• The problem: In the listing below, locate the lines that hold "detection" and copy them.

• Items:
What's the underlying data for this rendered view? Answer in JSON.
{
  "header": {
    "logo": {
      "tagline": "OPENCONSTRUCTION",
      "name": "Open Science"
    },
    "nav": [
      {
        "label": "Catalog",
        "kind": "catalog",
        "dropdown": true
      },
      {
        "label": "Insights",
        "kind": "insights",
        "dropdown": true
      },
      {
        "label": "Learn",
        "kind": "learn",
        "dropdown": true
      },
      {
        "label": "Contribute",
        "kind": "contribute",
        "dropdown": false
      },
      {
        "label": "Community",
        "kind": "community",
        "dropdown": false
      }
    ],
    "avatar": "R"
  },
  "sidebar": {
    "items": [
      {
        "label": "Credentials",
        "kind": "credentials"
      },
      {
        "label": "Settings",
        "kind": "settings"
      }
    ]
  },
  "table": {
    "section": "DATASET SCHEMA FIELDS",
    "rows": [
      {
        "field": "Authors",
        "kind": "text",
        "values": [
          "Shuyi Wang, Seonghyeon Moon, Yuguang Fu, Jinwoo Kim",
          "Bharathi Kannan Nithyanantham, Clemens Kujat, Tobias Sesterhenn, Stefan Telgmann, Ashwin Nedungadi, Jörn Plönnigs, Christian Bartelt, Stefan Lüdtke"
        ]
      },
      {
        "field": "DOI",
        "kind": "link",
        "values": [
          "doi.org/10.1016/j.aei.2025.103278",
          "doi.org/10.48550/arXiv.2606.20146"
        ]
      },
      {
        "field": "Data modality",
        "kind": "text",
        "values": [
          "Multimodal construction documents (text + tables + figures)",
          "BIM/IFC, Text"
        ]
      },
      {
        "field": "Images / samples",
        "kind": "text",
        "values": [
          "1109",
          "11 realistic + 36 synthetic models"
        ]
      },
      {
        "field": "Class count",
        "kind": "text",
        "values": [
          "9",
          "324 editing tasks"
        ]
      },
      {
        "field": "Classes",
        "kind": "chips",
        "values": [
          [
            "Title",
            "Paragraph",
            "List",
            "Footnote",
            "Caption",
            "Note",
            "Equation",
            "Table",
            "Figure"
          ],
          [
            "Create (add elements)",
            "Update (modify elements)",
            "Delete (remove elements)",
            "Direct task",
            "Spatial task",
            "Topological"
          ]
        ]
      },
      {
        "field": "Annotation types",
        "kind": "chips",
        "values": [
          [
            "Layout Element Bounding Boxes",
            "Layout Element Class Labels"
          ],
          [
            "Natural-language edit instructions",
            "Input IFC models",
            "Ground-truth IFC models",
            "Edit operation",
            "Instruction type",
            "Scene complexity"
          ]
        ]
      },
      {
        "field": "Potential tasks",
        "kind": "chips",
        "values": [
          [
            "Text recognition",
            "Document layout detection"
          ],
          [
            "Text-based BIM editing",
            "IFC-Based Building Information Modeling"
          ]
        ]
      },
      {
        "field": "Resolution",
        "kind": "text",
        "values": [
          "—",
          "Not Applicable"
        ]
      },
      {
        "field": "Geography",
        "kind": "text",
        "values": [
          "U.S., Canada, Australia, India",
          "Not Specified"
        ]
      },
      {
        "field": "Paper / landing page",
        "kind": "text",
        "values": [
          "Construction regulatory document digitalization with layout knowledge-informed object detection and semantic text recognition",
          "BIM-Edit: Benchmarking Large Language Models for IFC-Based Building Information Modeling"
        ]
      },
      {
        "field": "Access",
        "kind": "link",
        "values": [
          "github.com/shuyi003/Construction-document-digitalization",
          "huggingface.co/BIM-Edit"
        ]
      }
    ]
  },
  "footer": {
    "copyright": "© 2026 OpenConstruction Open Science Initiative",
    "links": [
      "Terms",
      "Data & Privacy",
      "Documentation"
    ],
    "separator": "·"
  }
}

• Reply:
            "Document layout detection"
          "Construction regulatory document digitalization with layout knowledge-informed object detection and semantic text recognition",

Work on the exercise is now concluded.